• **EXCERPT TO READ**
Yet embedded in its usefulness lies its potential propensity to invade a person’s privacy. Exactly 50% of one’s genetic information is shared with a parent or progeny, and between 25% and 90% with a sibling. Thus a convict’s DNA information on the database also points to DNA information of innocent relatives and family.
“That’s one of the big concerns that we are trying to address. If there’s a 90% match between two fingerprint samples, it tells you nothing about the relationship between two people,” said Gowrishankar. “A similar match between two DNA samples, however, is a potential lead. Would it then be ethical for us to share that information with investigating agencies?”
Then there’s the chance that innocent people who just happened to be in the vicinity of a crime find themselves on the database without their knowledge or consent. “Unfortunately, DNA evidence doesn’t say what time a person was present,” said Gowrishankar. Thus, technically, unless an investigation is closed or a case is solved, people can without their knowledge be on the ‘suspects’ list.
Helen Wallace of GeneWatch, a UK-based advocacy group that’s been critical of maintaining DNA databases, says that it is the potential for false leads—generated by such instances—that undermines the utility of a DNA database. “In the UK, for instance, there have been instances when police relied more on the DNA database rather than properly matching DNA from a crime scene, with suspects samples and that actually delayed the culprit from being apprehended,” said Wallace. “Moreover, even doubling the size of the DNA database hasn’t led to an increase in the number of convictions in the UK.”
Jeremy Gruber, President at the US-based Council for Responsible Genetics, said the Indian database was problematic because rather than crime-solving, it would be just be a Big Brother surveillance tool.
“No other country in the world mixes their law enforcement database with databases of innocent individuals in this way. Indeed, since very few crimes actually involve DNA, its collection for crimes for which DNA evidence isn’t relevant serves no safety purpose—it’s primary purpose is surveillance,” he said in an email.
The UK and the US have the largest such DNA databases in the world with roughly 3 million entries in each. A recent amendment to the UK’s Protection of Freedoms Act will lead to the deletion of at least a million profiles from the database, mainly on the grounds that these are profiles of innocents, said Wallace.

• **EXERCISE DETAILS**
Reproduce everything in the DNA database excerpt from "Jeremy Gruber, President" down to "in an email.", word for word.

• **AVAILABLE DATA**
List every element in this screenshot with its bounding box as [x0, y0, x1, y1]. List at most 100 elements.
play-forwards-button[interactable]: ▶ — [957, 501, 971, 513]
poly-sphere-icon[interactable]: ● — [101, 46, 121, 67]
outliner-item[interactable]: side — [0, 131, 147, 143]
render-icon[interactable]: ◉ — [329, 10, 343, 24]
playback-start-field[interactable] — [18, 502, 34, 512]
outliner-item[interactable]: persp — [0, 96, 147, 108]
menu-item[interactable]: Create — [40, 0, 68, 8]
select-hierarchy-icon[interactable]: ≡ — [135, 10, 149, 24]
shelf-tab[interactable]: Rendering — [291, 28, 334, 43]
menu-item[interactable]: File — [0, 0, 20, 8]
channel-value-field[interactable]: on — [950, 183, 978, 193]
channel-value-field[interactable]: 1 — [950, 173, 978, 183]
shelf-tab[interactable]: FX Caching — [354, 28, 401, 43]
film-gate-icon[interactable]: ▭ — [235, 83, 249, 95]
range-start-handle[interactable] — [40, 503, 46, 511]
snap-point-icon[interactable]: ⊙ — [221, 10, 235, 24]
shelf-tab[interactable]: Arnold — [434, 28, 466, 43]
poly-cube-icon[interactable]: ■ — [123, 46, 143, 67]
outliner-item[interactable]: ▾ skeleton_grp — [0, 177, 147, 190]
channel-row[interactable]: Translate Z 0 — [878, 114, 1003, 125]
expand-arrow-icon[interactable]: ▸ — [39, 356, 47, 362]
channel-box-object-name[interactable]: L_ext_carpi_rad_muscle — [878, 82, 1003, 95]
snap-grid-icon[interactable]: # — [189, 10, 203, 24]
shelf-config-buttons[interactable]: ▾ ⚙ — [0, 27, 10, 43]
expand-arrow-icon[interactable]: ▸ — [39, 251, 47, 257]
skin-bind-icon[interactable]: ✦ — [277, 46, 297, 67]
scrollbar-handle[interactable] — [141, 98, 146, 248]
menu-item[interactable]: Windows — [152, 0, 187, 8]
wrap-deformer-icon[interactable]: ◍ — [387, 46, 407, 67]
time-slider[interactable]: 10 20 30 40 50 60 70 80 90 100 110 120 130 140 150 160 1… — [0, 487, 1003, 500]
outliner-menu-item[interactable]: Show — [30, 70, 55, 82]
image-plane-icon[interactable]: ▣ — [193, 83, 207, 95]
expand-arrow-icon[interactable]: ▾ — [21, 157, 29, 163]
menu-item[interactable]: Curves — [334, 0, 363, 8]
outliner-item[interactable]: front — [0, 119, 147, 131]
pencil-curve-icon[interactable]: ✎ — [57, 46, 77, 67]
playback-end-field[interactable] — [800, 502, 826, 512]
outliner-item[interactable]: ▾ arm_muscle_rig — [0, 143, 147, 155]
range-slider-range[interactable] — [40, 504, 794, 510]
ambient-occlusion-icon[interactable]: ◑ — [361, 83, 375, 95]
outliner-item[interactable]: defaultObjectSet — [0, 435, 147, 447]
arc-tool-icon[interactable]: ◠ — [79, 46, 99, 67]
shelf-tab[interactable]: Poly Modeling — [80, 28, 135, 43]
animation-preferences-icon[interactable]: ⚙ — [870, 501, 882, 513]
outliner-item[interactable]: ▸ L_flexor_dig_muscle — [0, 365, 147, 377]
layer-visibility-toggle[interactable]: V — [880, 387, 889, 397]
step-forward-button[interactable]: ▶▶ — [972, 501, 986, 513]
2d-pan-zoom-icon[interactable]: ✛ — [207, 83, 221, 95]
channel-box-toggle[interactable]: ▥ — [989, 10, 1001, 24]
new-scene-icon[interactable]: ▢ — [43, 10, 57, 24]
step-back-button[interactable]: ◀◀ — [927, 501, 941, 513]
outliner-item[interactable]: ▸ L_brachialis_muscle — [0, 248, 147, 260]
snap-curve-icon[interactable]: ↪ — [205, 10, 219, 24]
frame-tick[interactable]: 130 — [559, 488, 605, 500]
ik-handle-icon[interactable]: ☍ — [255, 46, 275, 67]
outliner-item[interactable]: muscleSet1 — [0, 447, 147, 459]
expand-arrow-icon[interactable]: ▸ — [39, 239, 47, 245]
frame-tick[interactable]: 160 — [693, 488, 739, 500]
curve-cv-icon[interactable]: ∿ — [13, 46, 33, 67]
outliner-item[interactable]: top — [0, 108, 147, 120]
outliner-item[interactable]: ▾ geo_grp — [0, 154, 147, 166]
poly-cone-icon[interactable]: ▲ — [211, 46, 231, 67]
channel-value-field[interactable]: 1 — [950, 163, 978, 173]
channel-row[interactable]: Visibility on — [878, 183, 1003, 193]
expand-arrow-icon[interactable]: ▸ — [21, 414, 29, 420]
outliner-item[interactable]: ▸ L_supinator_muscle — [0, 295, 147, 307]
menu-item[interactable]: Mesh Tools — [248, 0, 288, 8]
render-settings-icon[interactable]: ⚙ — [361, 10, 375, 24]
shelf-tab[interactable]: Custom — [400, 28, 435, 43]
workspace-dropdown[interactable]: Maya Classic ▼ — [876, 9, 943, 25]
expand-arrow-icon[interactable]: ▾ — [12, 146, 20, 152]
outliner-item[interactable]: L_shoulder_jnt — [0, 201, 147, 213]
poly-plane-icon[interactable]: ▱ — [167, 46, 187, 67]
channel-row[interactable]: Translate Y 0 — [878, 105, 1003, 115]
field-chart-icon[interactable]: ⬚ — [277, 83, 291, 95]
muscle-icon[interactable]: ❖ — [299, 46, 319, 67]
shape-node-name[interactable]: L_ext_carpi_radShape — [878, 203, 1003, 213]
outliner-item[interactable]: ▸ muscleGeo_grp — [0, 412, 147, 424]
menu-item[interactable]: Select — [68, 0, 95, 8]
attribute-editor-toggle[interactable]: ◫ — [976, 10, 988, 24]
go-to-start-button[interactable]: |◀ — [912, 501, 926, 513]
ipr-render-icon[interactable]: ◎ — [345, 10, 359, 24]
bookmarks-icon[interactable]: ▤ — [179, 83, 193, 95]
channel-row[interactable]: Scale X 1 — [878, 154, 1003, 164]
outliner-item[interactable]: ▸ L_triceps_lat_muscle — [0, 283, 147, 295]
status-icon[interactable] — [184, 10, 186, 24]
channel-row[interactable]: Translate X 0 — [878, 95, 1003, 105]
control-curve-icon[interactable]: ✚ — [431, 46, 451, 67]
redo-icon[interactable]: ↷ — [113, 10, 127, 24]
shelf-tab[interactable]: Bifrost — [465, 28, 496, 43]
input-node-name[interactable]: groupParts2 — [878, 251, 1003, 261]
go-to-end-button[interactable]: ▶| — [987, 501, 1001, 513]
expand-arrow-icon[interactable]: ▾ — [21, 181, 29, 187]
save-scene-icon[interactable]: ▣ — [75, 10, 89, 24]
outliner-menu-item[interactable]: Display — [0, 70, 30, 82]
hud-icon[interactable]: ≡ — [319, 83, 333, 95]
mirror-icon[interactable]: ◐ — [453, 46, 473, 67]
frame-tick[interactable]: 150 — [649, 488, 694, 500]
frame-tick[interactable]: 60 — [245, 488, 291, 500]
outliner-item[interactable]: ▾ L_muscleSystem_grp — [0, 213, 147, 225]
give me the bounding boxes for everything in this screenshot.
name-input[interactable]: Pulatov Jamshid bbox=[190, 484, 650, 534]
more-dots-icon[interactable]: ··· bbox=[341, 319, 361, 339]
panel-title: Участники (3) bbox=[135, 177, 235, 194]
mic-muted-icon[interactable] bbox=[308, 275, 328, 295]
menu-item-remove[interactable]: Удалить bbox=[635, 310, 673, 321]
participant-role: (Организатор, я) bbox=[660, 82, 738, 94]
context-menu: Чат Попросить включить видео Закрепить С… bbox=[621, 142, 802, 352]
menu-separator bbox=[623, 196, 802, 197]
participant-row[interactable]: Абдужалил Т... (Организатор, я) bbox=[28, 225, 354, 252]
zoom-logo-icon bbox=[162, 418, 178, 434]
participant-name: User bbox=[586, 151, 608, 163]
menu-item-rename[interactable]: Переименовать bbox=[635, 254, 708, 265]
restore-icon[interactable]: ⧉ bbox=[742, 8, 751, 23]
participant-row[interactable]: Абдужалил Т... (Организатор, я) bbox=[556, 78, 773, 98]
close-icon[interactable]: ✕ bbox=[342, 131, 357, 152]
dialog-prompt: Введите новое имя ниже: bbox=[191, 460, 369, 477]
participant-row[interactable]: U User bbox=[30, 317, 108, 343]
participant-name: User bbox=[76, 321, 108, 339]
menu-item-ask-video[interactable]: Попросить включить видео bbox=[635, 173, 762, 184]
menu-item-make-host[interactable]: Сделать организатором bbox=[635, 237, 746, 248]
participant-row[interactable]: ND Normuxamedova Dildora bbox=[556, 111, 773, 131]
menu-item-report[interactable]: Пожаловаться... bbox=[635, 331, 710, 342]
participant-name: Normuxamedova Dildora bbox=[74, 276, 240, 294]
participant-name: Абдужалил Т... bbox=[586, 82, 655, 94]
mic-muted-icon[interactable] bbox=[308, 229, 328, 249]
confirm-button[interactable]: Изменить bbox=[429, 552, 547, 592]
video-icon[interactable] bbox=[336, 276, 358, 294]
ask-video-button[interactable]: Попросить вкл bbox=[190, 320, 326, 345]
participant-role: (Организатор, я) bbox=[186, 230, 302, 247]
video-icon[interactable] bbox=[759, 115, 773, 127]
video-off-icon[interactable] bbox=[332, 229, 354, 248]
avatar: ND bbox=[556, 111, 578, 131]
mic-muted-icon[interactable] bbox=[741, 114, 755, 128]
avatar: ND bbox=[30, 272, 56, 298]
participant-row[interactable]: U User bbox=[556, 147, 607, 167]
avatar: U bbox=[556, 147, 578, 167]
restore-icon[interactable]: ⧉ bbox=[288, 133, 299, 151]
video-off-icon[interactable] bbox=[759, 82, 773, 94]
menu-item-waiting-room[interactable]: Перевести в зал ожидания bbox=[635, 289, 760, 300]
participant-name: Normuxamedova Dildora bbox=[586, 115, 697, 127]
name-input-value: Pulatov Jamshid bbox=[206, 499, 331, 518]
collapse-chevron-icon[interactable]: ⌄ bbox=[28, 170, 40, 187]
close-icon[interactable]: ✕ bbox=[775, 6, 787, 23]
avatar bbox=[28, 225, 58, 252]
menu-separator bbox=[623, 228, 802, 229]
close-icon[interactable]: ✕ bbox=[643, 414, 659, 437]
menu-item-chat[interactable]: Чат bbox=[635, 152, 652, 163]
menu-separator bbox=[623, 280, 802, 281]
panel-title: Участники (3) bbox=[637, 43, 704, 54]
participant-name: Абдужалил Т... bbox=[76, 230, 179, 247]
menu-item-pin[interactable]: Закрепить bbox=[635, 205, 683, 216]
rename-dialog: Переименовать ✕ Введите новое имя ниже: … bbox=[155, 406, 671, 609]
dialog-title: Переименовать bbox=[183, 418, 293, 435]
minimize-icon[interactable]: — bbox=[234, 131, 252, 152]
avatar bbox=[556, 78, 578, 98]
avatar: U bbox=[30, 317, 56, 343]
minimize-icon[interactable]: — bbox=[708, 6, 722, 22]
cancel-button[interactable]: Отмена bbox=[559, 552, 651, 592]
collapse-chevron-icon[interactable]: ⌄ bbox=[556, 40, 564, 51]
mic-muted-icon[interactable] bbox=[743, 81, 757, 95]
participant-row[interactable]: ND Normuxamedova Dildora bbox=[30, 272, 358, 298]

• **SOLUTION TO THE EXERCISE**
Jeremy Gruber, President at the US-based Council for Responsible Genetics, said the Indian database was problematic because rather than crime-solving, it would be just be a Big Brother surveillance tool.
“No other country in the world mixes their law enforcement database with databases of innocent individuals in this way. Indeed, since very few crimes actually involve DNA, its collection for crimes for which DNA evidence isn’t relevant serves no safety purpose—it’s primary purpose is surveillance,” he said in an email.